(begin)
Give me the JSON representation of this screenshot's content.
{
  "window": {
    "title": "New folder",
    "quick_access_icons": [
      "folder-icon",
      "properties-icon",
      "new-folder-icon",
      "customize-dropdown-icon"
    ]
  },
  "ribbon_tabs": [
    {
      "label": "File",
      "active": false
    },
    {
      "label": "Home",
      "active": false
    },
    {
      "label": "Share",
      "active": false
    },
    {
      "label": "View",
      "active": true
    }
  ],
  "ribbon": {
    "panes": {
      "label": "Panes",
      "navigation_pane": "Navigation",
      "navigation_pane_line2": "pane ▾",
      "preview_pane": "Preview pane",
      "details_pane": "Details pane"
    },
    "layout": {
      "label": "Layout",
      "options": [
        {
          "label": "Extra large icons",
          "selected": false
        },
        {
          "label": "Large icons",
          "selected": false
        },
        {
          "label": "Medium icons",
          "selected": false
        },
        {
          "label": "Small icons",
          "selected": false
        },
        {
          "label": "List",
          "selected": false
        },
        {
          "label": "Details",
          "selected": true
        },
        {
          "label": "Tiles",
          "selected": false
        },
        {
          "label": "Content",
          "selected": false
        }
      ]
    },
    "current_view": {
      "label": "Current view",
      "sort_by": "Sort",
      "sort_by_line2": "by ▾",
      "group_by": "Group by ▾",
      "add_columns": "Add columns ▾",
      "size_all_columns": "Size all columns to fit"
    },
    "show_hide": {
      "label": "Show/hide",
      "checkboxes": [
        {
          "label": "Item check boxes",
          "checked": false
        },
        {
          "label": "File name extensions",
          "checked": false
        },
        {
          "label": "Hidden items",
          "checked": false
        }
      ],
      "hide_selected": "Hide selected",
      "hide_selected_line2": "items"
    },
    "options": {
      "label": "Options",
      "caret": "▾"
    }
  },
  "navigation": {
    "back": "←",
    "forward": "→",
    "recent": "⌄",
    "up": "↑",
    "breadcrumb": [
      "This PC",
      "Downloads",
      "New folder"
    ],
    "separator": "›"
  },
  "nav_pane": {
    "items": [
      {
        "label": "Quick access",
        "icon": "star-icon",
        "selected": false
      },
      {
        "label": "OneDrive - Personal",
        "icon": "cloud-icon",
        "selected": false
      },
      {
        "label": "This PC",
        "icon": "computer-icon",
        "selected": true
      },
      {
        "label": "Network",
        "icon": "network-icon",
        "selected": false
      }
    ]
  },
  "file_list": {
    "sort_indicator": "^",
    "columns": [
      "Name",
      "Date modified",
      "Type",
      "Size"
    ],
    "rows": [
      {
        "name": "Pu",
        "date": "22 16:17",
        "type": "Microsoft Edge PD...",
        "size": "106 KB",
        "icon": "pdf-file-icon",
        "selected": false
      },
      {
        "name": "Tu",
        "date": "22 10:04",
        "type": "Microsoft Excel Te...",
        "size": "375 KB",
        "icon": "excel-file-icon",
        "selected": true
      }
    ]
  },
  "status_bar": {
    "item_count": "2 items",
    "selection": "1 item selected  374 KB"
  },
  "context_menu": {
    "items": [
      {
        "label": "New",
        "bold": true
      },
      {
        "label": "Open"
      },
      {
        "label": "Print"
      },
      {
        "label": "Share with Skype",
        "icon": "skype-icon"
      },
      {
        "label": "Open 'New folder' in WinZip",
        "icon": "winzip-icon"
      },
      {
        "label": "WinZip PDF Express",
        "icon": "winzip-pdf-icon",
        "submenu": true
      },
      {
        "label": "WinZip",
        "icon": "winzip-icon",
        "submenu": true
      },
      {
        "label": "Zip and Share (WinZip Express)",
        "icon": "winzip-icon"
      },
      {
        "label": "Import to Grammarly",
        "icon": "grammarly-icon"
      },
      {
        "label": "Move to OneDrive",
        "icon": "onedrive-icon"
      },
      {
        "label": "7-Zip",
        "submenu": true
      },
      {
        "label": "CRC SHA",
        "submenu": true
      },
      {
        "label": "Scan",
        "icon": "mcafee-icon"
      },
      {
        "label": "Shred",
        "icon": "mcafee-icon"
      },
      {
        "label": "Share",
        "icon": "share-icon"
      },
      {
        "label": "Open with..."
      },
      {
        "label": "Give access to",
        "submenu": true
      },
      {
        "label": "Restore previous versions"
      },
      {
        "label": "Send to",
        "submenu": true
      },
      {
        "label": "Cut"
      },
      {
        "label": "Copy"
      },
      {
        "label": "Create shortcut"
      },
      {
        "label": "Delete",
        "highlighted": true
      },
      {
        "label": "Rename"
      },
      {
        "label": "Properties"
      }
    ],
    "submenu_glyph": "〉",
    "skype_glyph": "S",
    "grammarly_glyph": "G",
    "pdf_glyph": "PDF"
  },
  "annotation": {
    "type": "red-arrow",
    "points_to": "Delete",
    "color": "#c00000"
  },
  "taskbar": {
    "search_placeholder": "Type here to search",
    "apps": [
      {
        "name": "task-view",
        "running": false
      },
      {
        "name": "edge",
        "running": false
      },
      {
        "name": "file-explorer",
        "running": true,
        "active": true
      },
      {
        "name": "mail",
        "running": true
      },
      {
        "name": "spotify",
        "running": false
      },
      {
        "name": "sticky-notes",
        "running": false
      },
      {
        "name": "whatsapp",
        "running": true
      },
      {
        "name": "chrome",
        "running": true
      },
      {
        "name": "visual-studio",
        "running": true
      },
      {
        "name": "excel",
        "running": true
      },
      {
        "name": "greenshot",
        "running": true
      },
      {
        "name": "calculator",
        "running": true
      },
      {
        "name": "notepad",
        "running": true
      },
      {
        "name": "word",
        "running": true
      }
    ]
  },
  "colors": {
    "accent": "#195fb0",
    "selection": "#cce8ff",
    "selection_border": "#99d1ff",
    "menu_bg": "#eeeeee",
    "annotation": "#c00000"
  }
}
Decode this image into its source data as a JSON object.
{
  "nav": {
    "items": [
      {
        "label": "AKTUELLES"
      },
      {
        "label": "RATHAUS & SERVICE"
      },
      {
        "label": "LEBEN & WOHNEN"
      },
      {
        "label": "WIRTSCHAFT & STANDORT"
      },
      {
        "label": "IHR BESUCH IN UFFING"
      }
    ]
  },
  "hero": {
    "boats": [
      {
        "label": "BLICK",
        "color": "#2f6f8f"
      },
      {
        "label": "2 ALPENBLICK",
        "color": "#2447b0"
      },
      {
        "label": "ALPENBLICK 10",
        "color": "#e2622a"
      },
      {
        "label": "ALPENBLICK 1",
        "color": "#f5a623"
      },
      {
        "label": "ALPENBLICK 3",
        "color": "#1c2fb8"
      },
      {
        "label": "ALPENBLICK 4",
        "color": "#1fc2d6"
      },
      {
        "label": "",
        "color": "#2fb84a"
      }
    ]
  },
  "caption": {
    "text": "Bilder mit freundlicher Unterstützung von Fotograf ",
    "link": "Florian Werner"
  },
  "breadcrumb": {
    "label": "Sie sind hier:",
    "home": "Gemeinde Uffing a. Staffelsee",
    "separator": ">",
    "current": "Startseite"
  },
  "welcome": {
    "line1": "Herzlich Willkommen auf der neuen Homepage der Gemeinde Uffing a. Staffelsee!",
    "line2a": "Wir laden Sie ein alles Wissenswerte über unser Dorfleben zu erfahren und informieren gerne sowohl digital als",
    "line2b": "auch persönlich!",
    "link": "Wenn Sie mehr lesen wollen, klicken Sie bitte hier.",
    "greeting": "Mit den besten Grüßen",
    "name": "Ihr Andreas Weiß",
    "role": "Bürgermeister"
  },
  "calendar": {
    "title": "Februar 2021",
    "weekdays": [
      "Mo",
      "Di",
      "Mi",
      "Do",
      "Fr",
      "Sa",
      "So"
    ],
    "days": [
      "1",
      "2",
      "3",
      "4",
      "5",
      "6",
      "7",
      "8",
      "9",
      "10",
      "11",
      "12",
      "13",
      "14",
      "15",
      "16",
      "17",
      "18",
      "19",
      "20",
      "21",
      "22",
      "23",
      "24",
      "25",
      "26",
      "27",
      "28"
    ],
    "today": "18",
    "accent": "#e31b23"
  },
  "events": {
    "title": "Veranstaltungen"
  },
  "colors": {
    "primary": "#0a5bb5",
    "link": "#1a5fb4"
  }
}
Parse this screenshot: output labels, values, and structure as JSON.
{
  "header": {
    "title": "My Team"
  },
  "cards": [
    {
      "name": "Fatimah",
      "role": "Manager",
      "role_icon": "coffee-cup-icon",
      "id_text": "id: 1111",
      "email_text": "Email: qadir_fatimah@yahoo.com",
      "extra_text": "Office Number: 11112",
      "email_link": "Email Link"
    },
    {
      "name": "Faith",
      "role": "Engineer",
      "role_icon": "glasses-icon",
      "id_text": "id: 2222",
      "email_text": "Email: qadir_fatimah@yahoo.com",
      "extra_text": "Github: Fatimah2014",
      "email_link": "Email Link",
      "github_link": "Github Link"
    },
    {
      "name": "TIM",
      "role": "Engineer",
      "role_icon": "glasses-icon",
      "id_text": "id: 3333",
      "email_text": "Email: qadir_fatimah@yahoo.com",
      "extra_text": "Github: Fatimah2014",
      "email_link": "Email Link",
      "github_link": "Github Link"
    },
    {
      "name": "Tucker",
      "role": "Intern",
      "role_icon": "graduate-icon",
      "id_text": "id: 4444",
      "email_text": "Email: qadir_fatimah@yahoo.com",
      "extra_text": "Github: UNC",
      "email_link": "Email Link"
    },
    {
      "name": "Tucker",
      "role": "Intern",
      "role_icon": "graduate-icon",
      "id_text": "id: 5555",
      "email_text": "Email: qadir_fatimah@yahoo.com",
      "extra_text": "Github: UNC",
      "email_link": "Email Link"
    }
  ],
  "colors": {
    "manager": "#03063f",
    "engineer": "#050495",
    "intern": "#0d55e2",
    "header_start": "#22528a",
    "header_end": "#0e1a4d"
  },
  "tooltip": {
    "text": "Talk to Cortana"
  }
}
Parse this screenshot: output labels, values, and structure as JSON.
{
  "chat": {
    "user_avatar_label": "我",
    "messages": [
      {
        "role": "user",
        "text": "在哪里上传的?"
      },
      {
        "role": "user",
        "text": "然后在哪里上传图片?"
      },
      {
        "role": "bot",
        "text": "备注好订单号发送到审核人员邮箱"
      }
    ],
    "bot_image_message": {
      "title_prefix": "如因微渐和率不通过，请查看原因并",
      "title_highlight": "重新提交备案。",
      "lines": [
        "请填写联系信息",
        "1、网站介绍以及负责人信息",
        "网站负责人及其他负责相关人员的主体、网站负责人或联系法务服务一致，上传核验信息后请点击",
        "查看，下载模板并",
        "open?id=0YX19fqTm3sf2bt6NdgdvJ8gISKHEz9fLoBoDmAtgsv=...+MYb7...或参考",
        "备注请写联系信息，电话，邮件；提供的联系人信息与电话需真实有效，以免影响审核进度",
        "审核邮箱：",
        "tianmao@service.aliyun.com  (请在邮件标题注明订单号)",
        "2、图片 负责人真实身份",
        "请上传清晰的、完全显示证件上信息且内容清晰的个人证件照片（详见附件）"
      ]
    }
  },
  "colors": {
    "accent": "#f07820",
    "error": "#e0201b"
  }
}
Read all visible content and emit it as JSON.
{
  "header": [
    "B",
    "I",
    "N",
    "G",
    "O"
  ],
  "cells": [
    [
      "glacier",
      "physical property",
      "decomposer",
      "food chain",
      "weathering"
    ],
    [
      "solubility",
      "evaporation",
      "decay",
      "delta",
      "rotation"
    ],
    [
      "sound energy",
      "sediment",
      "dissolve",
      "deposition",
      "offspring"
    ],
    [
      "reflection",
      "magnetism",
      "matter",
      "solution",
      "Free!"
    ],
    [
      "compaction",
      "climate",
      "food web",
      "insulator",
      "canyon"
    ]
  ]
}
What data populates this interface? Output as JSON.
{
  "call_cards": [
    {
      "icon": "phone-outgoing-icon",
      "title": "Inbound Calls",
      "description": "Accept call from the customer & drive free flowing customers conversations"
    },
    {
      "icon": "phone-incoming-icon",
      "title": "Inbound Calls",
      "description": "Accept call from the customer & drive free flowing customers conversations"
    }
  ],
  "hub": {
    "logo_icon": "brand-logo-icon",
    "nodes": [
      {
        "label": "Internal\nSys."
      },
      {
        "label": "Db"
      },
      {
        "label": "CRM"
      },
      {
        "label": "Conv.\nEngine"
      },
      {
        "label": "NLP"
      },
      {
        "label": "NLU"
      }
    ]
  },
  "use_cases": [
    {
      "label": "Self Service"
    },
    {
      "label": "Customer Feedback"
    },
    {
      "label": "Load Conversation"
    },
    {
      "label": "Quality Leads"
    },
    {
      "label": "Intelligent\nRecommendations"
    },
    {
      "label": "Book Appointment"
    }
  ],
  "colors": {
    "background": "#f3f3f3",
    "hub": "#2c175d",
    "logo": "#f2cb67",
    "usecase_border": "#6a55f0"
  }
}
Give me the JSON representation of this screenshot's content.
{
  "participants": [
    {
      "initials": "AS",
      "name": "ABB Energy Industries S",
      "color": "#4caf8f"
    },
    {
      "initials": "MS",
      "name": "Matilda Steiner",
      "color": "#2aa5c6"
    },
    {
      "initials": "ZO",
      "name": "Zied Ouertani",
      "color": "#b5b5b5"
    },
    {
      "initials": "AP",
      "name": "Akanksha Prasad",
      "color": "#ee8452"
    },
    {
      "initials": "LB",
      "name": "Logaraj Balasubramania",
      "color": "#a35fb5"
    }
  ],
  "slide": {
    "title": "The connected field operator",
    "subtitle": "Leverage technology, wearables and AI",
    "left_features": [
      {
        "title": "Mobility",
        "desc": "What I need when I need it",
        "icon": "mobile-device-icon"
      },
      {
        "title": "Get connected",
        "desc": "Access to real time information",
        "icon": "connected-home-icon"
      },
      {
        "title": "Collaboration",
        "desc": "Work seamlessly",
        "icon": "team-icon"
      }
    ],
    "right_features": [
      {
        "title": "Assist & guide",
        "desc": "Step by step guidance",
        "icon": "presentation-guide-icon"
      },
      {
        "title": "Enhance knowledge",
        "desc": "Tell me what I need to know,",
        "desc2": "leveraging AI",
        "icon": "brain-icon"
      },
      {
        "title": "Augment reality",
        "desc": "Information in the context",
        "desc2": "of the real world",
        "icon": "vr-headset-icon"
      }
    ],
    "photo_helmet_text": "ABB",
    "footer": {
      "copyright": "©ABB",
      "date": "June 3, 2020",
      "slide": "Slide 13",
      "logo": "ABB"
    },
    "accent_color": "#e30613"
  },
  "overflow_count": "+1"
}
(end)
**TASK OBJECTIVE**
Search the data for the string "JSON". List each line that has it.

**SOLUTION TO THIS PROBLEM**
Give me the JSON representation of this screenshot's content.
Decode this image into its source data as a JSON object.
Parse this screenshot: output labels, values, and structure as JSON.
Parse this screenshot: output labels, values, and structure as JSON.
Read all visible content and emit it as JSON.
What data populates this interface? Output as JSON.
Give me the JSON representation of this screenshot's content.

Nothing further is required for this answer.